-- Given request --
Your task is to filter the data below down to the lines holding "stripes".

-- Excerpted data --

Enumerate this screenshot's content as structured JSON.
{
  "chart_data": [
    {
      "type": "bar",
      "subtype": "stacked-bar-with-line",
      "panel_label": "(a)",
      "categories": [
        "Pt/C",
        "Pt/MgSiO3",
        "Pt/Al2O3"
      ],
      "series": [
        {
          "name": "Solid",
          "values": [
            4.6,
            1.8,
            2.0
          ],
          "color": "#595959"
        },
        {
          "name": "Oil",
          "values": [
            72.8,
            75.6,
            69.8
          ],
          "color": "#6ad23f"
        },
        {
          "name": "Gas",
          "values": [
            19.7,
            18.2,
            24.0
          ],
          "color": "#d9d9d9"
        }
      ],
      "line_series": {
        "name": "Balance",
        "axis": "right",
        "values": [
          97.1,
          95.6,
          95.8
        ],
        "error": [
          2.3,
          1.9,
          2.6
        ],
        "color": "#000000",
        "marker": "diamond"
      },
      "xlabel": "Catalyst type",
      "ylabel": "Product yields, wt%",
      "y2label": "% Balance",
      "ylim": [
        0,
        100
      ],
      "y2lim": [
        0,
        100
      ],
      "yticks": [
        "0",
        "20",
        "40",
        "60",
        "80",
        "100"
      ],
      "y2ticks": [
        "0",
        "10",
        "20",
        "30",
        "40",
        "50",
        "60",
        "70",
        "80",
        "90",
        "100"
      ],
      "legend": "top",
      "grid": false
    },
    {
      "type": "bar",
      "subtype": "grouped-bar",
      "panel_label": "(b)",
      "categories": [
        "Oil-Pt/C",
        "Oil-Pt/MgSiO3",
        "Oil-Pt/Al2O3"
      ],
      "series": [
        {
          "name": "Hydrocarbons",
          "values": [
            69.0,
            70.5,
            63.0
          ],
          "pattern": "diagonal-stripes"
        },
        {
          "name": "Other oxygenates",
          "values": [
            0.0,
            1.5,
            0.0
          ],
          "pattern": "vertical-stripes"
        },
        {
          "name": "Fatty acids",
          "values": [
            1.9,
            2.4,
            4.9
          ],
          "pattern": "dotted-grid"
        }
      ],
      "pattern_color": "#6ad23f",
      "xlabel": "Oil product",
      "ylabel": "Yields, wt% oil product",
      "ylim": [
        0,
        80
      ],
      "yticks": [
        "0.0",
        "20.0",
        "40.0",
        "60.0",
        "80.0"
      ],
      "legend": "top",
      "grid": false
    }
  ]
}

-- Final answer --
          "pattern": "diagonal-stripes"
          "pattern": "vertical-stripes"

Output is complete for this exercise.